* STATED TASK *
In your copy, include every line of the listing below exactly but none of the pictures.

** begin ENTRIES PROVIDED **

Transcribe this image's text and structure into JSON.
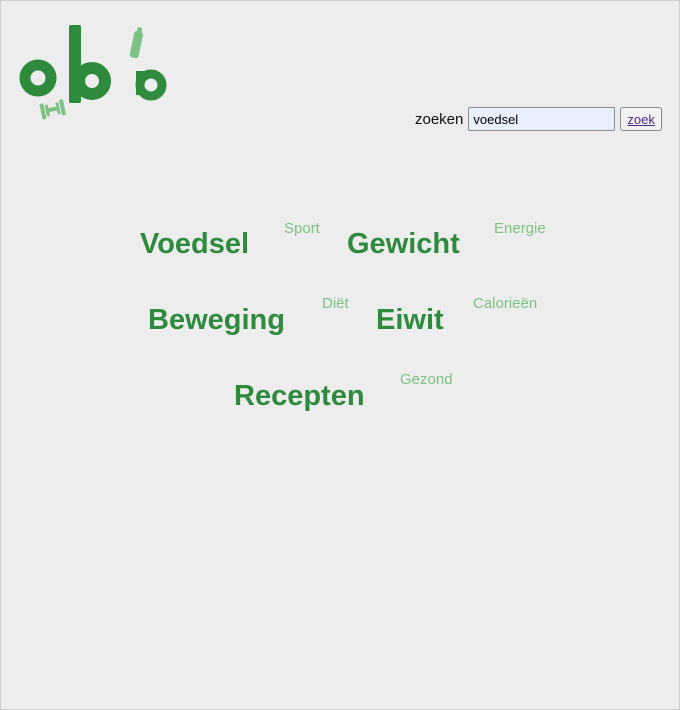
{
  "logo": {
    "text": "ob'a"
  },
  "search": {
    "label": "zoeken",
    "value": "voedsel",
    "button": "zoek"
  },
  "cloud": {
    "voedsel": "Voedsel",
    "sport": "Sport",
    "gewicht": "Gewicht",
    "energie": "Energie",
    "beweging": "Beweging",
    "diet": "Diët",
    "eiwit": "Eiwit",
    "calorieen": "Calorieën",
    "recepten": "Recepten",
    "gezond": "Gezond"
  },
  "colors": {
    "primary": "#2e8b3e",
    "secondary": "#7cc285"
  }
}
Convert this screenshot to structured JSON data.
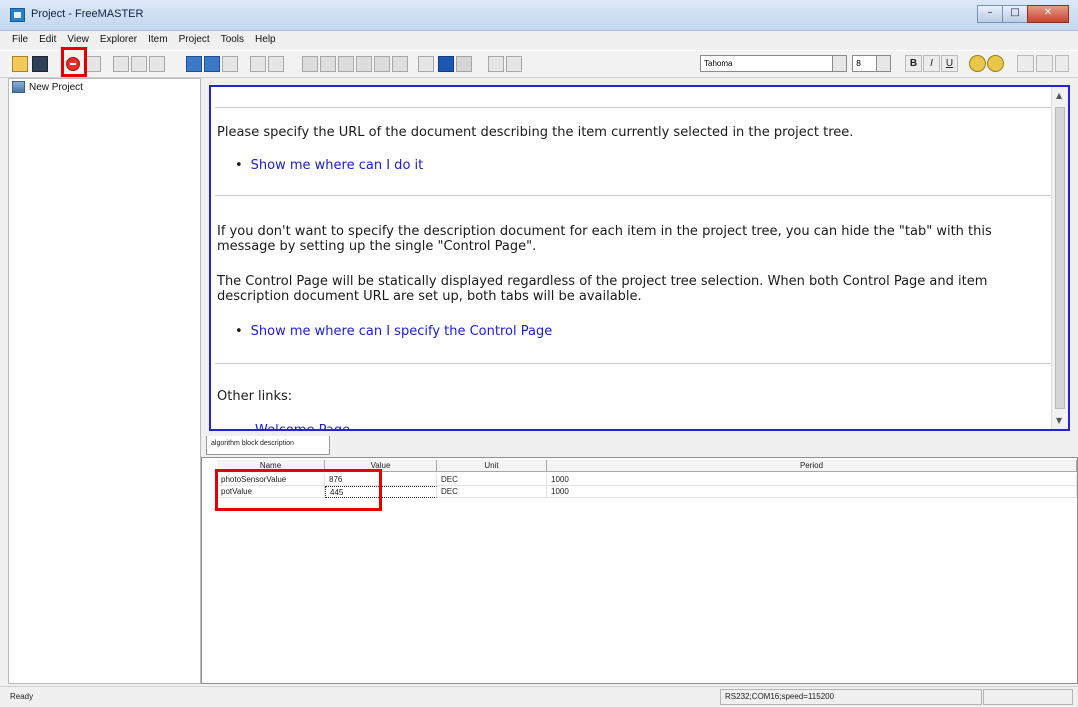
{
  "window": {
    "title": "Project - FreeMASTER"
  },
  "menu": [
    "File",
    "Edit",
    "View",
    "Explorer",
    "Item",
    "Project",
    "Tools",
    "Help"
  ],
  "toolbar": {
    "font_name": "Tahoma",
    "font_size": "8",
    "bold": "B",
    "italic": "I",
    "underline": "U"
  },
  "tree": {
    "root_label": "New Project"
  },
  "description": {
    "p1": "Please specify the URL of the document describing the item currently selected in the project tree.",
    "link1": "Show me where can I do it",
    "p2": "If you don't want to specify the description document for each item in the project tree, you can hide the \"tab\" with this message by setting up the single \"Control Page\".",
    "p3": "The Control Page will be statically displayed regardless of the project tree selection. When both Control Page and item description document URL are set up, both tabs will be available.",
    "link2": "Show me where can I specify the Control Page",
    "other_links": "Other links:",
    "partial_link": "Welcome Page"
  },
  "tab": {
    "label": "algorithm block description"
  },
  "grid": {
    "headers": [
      "Name",
      "Value",
      "Unit",
      "Period"
    ],
    "rows": [
      {
        "name": "photoSensorValue",
        "value": "876",
        "unit": "DEC",
        "period": "1000"
      },
      {
        "name": "potValue",
        "value": "445",
        "unit": "DEC",
        "period": "1000"
      }
    ]
  },
  "status": {
    "left": "Ready",
    "connection": "RS232;COM16;speed=115200"
  },
  "colors": {
    "highlight": "#e40000",
    "frame": "#2321d9",
    "link": "#1b1bd6"
  }
}
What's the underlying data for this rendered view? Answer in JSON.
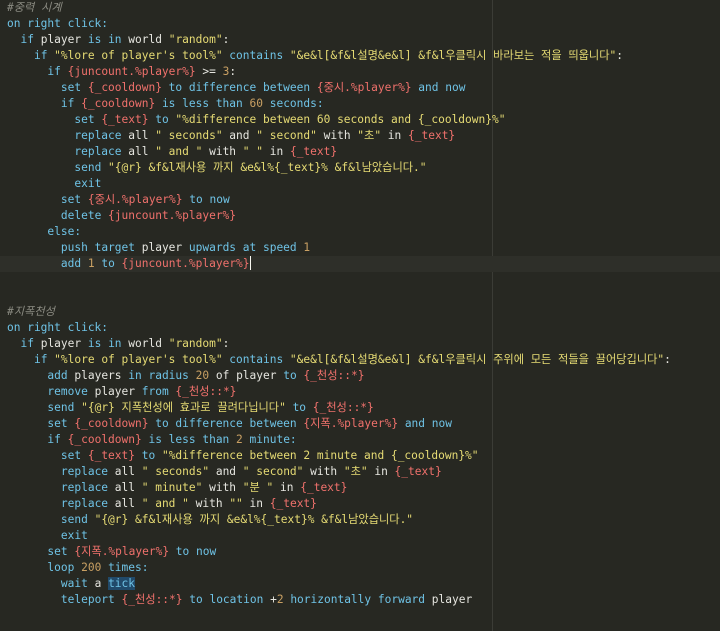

** end ENTRIES PROVIDED **

* EXERCISE RESPONSE *
Transcribe this image's text and structure into JSON.
{
  "logo": {
    "text": "ob'a"
  },
  "search": {
    "label": "zoeken",
    "value": "voedsel",
    "button": "zoek"
  },
  "cloud": {
    "voedsel": "Voedsel",
    "sport": "Sport",
    "gewicht": "Gewicht",
    "energie": "Energie",
    "beweging": "Beweging",
    "diet": "Diët",
    "eiwit": "Eiwit",
    "calorieen": "Calorieën",
    "recepten": "Recepten",
    "gezond": "Gezond"
  },
  "colors": {
    "primary": "#2e8b3e",
    "secondary": "#7cc285"
  }
}
Convert this screenshot to structured JSON data.
{
  "window": {
    "title": "Project - FreeMASTER"
  },
  "menu": [
    "File",
    "Edit",
    "View",
    "Explorer",
    "Item",
    "Project",
    "Tools",
    "Help"
  ],
  "toolbar": {
    "font_name": "Tahoma",
    "font_size": "8",
    "bold": "B",
    "italic": "I",
    "underline": "U"
  },
  "tree": {
    "root_label": "New Project"
  },
  "description": {
    "p1": "Please specify the URL of the document describing the item currently selected in the project tree.",
    "link1": "Show me where can I do it",
    "p2": "If you don't want to specify the description document for each item in the project tree, you can hide the \"tab\" with this message by setting up the single \"Control Page\".",
    "p3": "The Control Page will be statically displayed regardless of the project tree selection. When both Control Page and item description document URL are set up, both tabs will be available.",
    "link2": "Show me where can I specify the Control Page",
    "other_links": "Other links:",
    "partial_link": "Welcome Page"
  },
  "tab": {
    "label": "algorithm block description"
  },
  "grid": {
    "headers": [
      "Name",
      "Value",
      "Unit",
      "Period"
    ],
    "rows": [
      {
        "name": "photoSensorValue",
        "value": "876",
        "unit": "DEC",
        "period": "1000"
      },
      {
        "name": "potValue",
        "value": "445",
        "unit": "DEC",
        "period": "1000"
      }
    ]
  },
  "status": {
    "left": "Ready",
    "connection": "RS232;COM16;speed=115200"
  },
  "colors": {
    "highlight": "#e40000",
    "frame": "#2321d9",
    "link": "#1b1bd6"
  }
}
What's the underlying data for this rendered view? Answer in JSON.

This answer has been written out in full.